## Exercise aim
Figure out how many lines of the material below contain the word "Opportunity". Answer with the number only.

## Supplied material
::::::::

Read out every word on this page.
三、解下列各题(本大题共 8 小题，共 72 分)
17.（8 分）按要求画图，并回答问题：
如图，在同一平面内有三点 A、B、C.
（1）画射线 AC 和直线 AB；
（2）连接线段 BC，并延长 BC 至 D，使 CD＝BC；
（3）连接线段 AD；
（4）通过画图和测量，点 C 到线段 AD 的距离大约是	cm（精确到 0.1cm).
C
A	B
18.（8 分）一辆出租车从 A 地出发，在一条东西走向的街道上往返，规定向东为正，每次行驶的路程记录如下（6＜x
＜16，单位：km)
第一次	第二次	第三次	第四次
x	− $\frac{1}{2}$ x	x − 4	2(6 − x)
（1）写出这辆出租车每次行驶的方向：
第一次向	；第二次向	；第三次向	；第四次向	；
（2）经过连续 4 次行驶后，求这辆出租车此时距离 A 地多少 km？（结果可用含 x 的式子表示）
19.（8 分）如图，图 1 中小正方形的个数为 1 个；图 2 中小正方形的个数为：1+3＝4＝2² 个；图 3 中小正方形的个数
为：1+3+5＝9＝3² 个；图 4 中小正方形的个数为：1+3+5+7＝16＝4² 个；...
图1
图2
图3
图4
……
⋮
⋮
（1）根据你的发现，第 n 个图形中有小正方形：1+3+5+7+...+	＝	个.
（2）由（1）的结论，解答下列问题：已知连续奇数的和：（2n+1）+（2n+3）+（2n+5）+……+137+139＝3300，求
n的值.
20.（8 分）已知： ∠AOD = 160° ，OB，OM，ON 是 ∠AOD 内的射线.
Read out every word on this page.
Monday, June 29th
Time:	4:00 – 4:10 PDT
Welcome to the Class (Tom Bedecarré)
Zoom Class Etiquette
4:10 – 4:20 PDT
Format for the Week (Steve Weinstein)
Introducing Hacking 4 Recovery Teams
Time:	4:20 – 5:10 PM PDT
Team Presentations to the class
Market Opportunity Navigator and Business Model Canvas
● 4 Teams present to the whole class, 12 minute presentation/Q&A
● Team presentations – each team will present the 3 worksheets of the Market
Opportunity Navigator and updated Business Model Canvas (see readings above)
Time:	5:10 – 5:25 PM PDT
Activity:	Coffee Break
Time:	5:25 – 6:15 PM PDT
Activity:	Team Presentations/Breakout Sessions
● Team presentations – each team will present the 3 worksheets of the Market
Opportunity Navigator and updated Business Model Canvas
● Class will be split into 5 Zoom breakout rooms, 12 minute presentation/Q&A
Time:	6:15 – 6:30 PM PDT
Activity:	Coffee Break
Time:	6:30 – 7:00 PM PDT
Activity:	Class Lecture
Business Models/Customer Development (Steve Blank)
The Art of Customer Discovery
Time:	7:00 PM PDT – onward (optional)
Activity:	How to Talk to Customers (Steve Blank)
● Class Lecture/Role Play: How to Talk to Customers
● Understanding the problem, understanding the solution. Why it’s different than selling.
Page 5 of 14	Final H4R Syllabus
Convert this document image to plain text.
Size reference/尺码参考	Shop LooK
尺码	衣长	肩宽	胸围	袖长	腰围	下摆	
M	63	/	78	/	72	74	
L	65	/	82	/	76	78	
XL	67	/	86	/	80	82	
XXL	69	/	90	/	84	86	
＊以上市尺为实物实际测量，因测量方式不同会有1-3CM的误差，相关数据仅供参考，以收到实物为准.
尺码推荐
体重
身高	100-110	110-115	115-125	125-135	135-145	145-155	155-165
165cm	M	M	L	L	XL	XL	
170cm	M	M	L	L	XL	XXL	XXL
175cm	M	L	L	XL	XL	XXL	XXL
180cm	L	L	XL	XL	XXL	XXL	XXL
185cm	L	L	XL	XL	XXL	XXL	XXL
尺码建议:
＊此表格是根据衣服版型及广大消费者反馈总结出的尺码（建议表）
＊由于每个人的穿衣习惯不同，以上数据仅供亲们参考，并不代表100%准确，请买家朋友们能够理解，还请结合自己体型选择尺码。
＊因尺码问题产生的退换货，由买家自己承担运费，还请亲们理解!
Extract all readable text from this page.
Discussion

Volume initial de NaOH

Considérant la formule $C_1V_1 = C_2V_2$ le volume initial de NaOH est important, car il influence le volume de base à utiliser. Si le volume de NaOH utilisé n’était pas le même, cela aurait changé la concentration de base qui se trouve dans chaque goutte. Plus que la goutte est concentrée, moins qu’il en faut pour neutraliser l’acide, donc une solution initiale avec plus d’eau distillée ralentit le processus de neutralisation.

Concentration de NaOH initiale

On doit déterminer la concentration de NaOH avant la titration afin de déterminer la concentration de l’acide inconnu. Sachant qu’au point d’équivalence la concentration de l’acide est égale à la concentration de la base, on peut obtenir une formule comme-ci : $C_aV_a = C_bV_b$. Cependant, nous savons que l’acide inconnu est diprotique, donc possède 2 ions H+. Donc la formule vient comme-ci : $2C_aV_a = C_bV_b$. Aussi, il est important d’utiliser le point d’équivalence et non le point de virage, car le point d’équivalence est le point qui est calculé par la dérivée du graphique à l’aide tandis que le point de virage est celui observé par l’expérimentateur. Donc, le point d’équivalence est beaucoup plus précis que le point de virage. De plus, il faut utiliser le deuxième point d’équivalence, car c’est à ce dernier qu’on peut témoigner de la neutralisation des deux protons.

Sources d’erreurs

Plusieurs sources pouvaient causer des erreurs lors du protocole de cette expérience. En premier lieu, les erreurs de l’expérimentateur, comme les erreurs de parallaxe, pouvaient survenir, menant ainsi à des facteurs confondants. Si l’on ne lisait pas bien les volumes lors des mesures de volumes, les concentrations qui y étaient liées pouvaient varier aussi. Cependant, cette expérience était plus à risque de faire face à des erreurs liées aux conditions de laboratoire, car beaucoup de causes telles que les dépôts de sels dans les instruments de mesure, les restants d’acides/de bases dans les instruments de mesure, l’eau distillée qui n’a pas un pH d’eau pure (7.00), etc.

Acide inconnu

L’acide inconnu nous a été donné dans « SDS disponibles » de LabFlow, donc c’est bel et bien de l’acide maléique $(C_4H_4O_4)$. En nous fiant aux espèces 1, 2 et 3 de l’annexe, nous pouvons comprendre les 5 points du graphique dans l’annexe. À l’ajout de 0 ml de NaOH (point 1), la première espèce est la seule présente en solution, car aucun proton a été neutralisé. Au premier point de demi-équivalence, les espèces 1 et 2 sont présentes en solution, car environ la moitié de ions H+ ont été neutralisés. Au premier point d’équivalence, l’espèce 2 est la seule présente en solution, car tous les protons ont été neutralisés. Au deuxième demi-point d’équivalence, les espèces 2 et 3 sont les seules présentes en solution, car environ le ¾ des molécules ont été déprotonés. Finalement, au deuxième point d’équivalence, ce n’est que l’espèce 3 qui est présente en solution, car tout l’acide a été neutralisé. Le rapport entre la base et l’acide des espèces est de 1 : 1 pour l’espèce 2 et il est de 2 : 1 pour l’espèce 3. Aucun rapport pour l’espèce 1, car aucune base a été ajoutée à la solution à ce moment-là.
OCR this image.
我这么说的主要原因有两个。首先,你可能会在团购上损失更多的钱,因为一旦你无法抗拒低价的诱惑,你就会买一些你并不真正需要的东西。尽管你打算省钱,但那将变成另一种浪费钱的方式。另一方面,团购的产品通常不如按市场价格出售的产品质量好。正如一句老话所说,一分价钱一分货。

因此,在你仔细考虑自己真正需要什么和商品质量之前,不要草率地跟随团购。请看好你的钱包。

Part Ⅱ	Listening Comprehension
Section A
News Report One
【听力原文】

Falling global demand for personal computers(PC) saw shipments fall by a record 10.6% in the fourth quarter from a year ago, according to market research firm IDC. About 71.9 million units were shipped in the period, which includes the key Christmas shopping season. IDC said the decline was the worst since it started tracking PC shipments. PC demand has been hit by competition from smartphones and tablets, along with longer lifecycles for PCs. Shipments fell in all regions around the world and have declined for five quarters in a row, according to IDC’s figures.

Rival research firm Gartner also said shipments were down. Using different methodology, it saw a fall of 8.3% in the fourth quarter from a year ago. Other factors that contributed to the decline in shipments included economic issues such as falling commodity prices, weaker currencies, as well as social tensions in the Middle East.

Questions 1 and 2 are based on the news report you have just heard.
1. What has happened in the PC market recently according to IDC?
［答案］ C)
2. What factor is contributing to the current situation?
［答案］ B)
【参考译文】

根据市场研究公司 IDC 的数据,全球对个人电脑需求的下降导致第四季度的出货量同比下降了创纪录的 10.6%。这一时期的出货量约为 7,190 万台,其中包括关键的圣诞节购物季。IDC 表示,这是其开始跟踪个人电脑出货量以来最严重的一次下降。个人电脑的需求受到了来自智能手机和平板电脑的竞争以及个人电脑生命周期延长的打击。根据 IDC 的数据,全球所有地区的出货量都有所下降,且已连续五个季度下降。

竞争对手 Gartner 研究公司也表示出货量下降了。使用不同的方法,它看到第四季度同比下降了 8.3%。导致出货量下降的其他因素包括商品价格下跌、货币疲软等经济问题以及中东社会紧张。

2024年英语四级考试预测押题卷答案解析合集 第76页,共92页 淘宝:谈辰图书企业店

::::::::

## Task result
3